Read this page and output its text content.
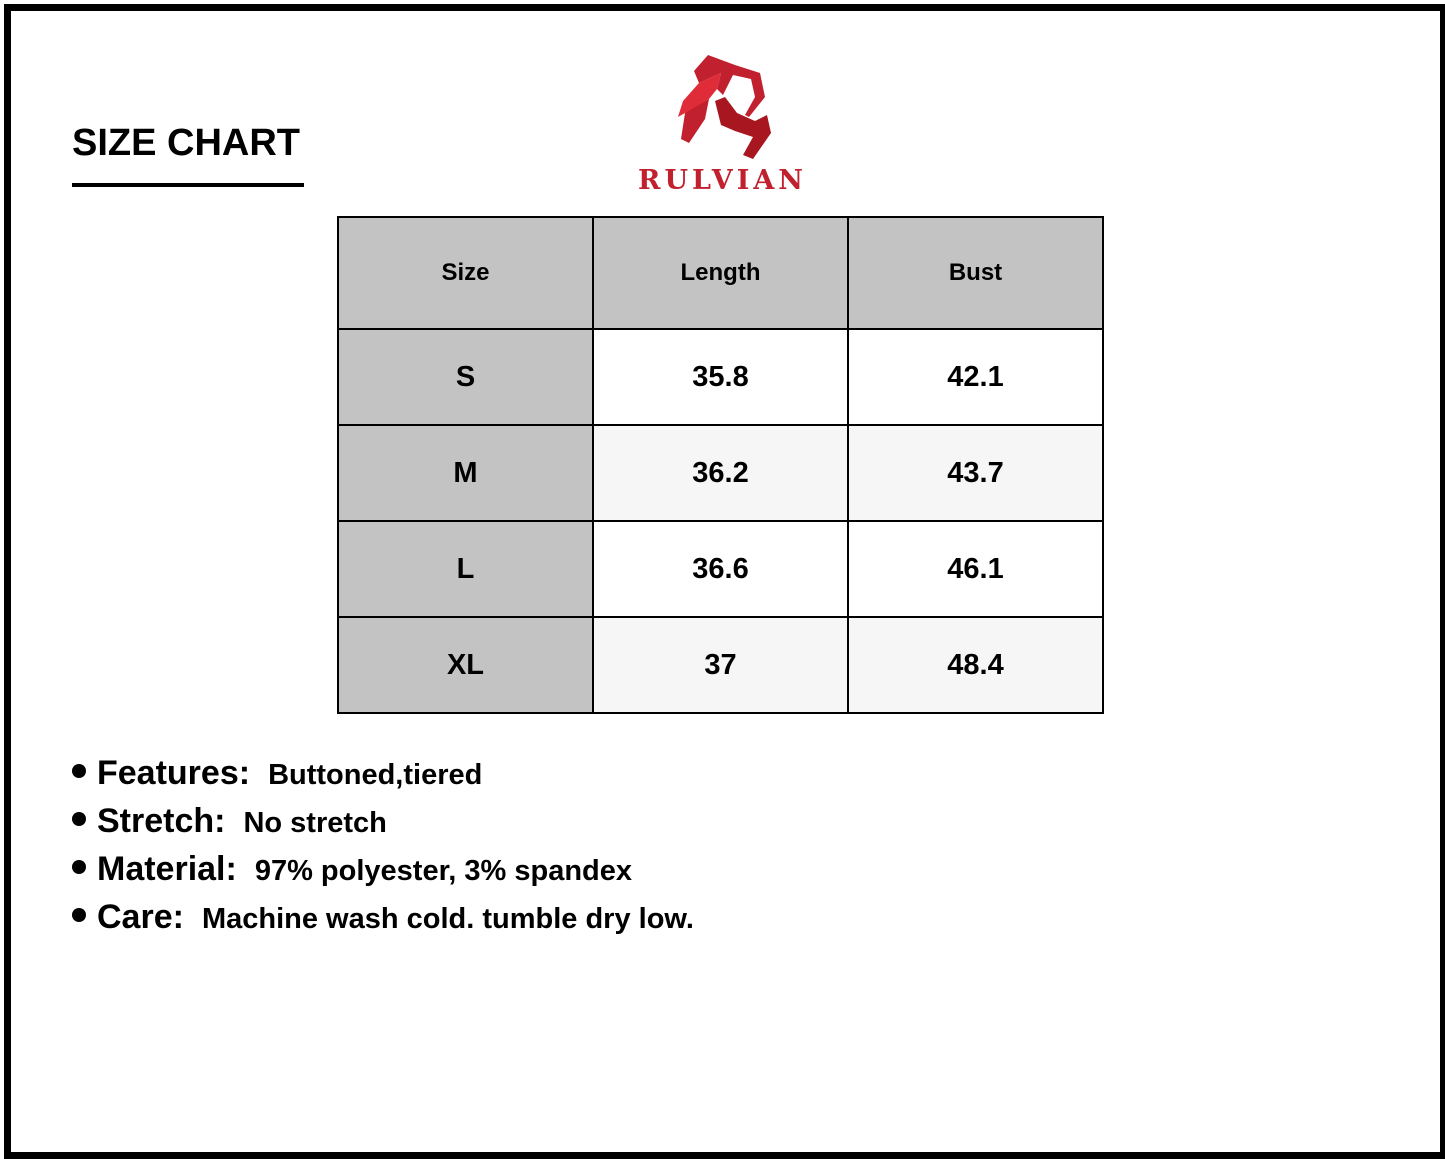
SIZE CHART
RULVIAN
Size	Length	Bust
S	35.8	42.1
M	36.2	43.7
L	36.6	46.1
XL	37	48.4
Features: Buttoned,tiered
Stretch: No stretch
Material: 97% polyester, 3% spandex
Care: Machine wash cold. tumble dry low.
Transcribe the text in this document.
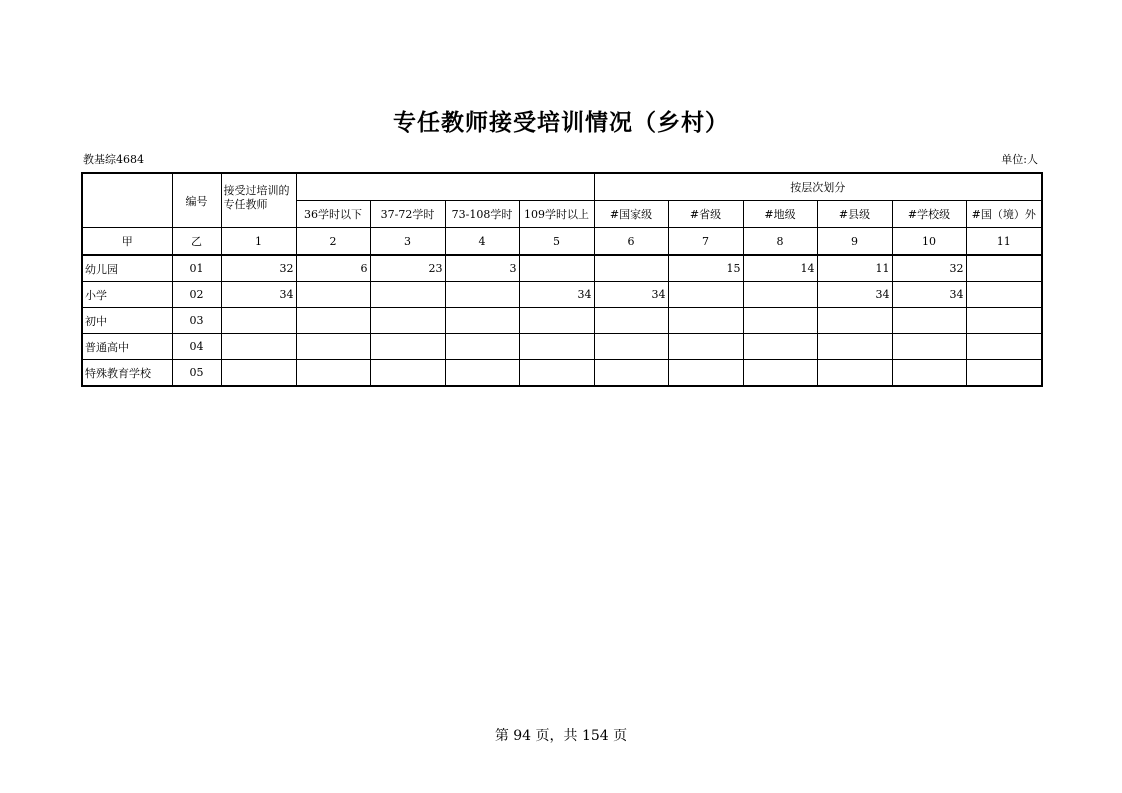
专任教师接受培训情况（乡村）
教基综4684	单位:人
	编号	接受过培训的专任教师					按层次划分					
			36学时以下	37-72学时	73-108学时	109学时以上	#国家级	#省级	#地级	#县级	#学校级	#国（境）外
甲	乙	1	2	3	4	5	6	7	8	9	10	11
幼儿园	01	32	6	23	3			15	14	11	32	
小学	02	34				34	34			34	34	
初中	03											
普通高中	04											
特殊教育学校	05											
第 94 页，共 154 页
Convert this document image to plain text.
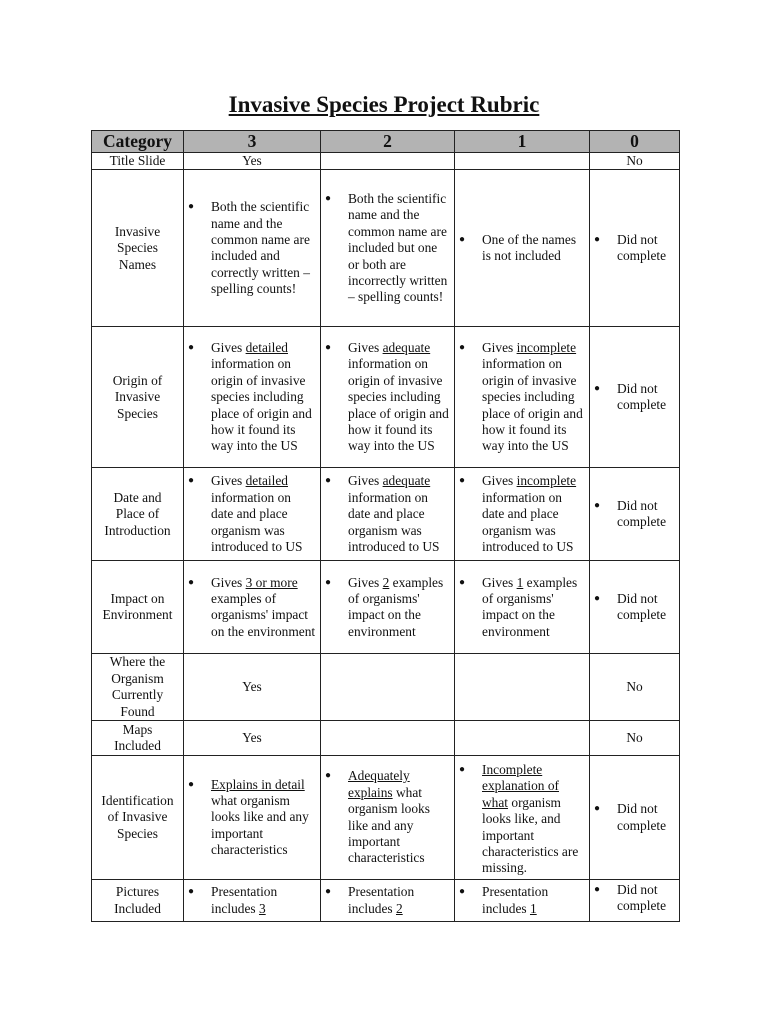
Invasive Species Project Rubric
Category	3	2	1	0
Title Slide	Yes			No

Invasive Species Names	● Both the scientific name and the common name are included and correctly written – spelling counts!	● Both the scientific name and the common name are included but one or both are incorrectly written – spelling counts!	● One of the names is not included	● Did not complete

Origin of Invasive Species	● Gives detailed information on origin of invasive species including place of origin and how it found its way into the US	● Gives adequate information on origin of invasive species including place of origin and how it found its way into the US	● Gives incomplete information on origin of invasive species including place of origin and how it found its way into the US	● Did not complete

Date and Place of Introduction	● Gives detailed information on date and place organism was introduced to US	● Gives adequate information on date and place organism was introduced to US	● Gives incomplete information on date and place organism was introduced to US	● Did not complete

Impact on Environment	● Gives 3 or more examples of organisms' impact on the environment	● Gives 2 examples of organisms' impact on the environment	● Gives 1 examples of organisms' impact on the environment	● Did not complete

Where the Organism Currently Found	Yes			No

Maps Included	Yes			No

Identification of Invasive Species	● Explains in detail what organism looks like and any important characteristics	● Adequately
explains what organism looks like and any important characteristics	● Incomplete
explanation of
what organism looks like, and important characteristics are missing.	● Did not complete

Pictures Included	● Presentation includes 3	● Presentation includes 2	● Presentation includes 1	● Did not complete
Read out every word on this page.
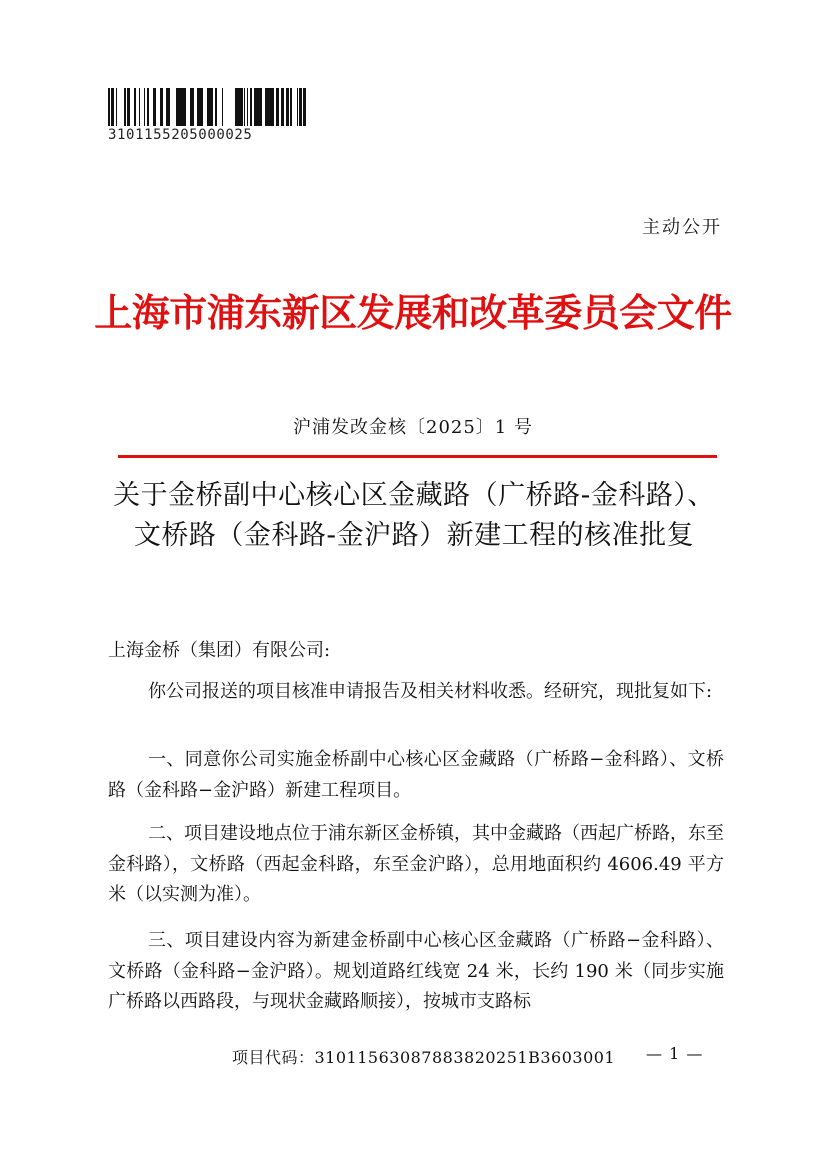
3101155205000025
主动公开
上海市浦东新区发展和改革委员会文件
沪浦发改金核〔2025〕1 号
关于金桥副中心核心区金藏路（广桥路-金科路）、文桥路（金科路-金沪路）新建工程的核准批复
上海金桥（集团）有限公司:
你公司报送的项目核准申请报告及相关材料收悉。经研究，现批复如下:
一、同意你公司实施金桥副中心核心区金藏路（广桥路−金科路）、文桥路（金科路−金沪路）新建工程项目。
二、项目建设地点位于浦东新区金桥镇，其中金藏路（西起广桥路，东至金科路），文桥路（西起金科路，东至金沪路），总用地面积约 4606.49 平方米（以实测为准）。
三、项目建设内容为新建金桥副中心核心区金藏路（广桥路−金科路）、文桥路（金科路−金沪路）。规划道路红线宽 24 米，长约 190 米（同步实施广桥路以西路段，与现状金藏路顺接），按城市支路标
项目代码：310115630878838202​51B3603001 — 1 —
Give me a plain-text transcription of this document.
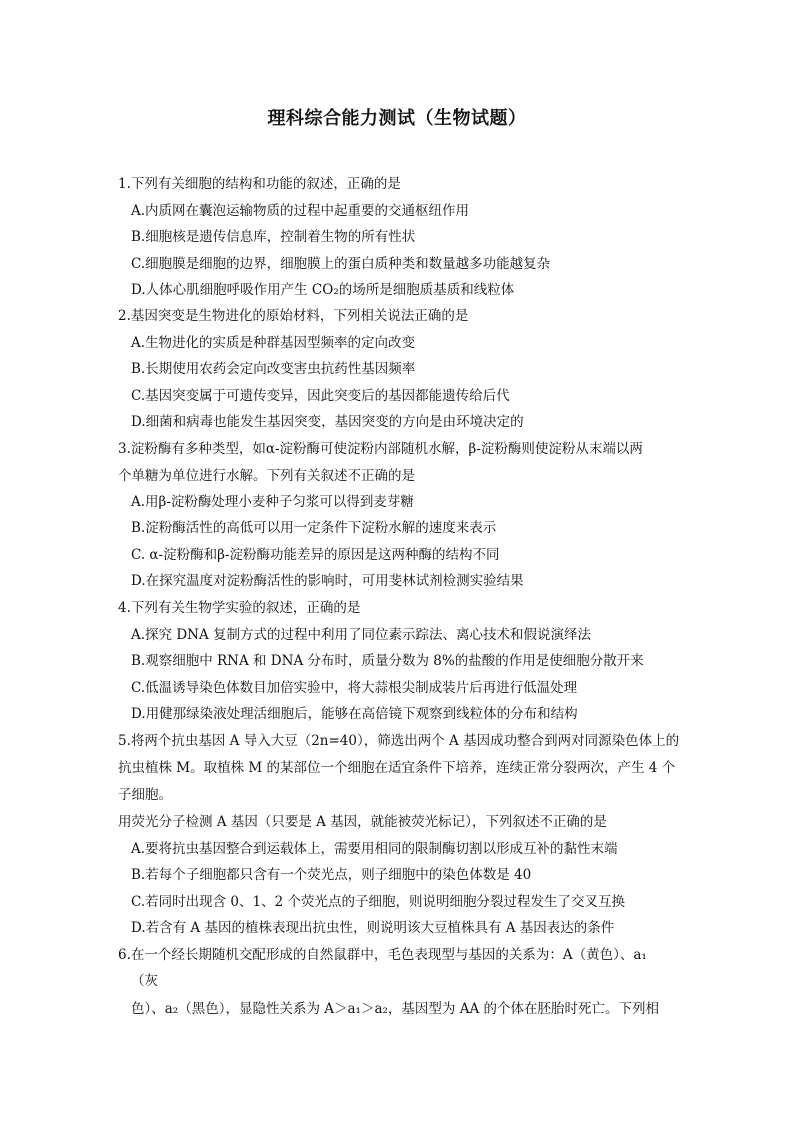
理科综合能力测试（生物试题）
1.下列有关细胞的结构和功能的叙述，正确的是
A.内质网在囊泡运输物质的过程中起重要的交通枢纽作用
B.细胞核是遗传信息库，控制着生物的所有性状
C.细胞膜是细胞的边界，细胞膜上的蛋白质种类和数量越多功能越复杂
D.人体心肌细胞呼吸作用产生 CO₂的场所是细胞质基质和线粒体
2.基因突变是生物进化的原始材料，下列相关说法正确的是
A.生物进化的实质是种群基因型频率的定向改变
B.长期使用农药会定向改变害虫抗药性基因频率
C.基因突变属于可遗传变异，因此突变后的基因都能遗传给后代
D.细菌和病毒也能发生基因突变，基因突变的方向是由环境决定的
3.淀粉酶有多种类型，如α-淀粉酶可使淀粉内部随机水解，β-淀粉酶则使淀粉从末端以两
个单糖为单位进行水解。下列有关叙述不正确的是
A.用β-淀粉酶处理小麦种子匀浆可以得到麦芽糖
B.淀粉酶活性的高低可以用一定条件下淀粉水解的速度来表示
C. α-淀粉酶和β-淀粉酶功能差异的原因是这两种酶的结构不同
D.在探究温度对淀粉酶活性的影响时，可用斐林试剂检测实验结果
4.下列有关生物学实验的叙述，正确的是
A.探究 DNA 复制方式的过程中利用了同位素示踪法、离心技术和假说演绎法
B.观察细胞中 RNA 和 DNA 分布时，质量分数为 8%的盐酸的作用是使细胞分散开来
C.低温诱导染色体数目加倍实验中，将大蒜根尖制成装片后再进行低温处理
D.用健那绿染液处理活细胞后，能够在高倍镜下观察到线粒体的分布和结构
5.将两个抗虫基因 A 导入大豆（2n=40），筛选出两个 A 基因成功整合到两对同源染色体上的
抗虫植株 M。取植株 M 的某部位一个细胞在适宜条件下培养，连续正常分裂两次，产生 4 个
子细胞。
用荧光分子检测 A 基因（只要是 A 基因，就能被荧光标记），下列叙述不正确的是
A.要将抗虫基因整合到运载体上，需要用相同的限制酶切割以形成互补的黏性末端
B.若每个子细胞都只含有一个荧光点，则子细胞中的染色体数是 40
C.若同时出现含 0、1、2 个荧光点的子细胞，则说明细胞分裂过程发生了交叉互换
D.若含有 A 基因的植株表现出抗虫性，则说明该大豆植株具有 A 基因表达的条件
6.在一个经长期随机交配形成的自然鼠群中，毛色表现型与基因的关系为：A（黄色）、a₁
（灰
色）、a₂（黑色），显隐性关系为 A＞a₁＞a₂，基因型为 AA 的个体在胚胎时死亡。下列相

YOUR GOAL — In the entries above, find lines with "Invasive" and copy each.

WORKED ANSWER —
Invasive Species Project Rubric
Invasive Species Names	● Both the scientific name and the common name are included and correctly written – spelling counts!	● Both the scientific name and the common name are included but one or both are incorrectly written – spelling counts!	● One of the names is not included	● Did not complete
Origin of Invasive Species	● Gives detailed information on origin of invasive species including place of origin and how it found its way into the US	● Gives adequate information on origin of invasive species including place of origin and how it found its way into the US	● Gives incomplete information on origin of invasive species including place of origin and how it found its way into the US	● Did not complete
Identification of Invasive Species	● Explains in detail what organism looks like and any important characteristics	● Adequately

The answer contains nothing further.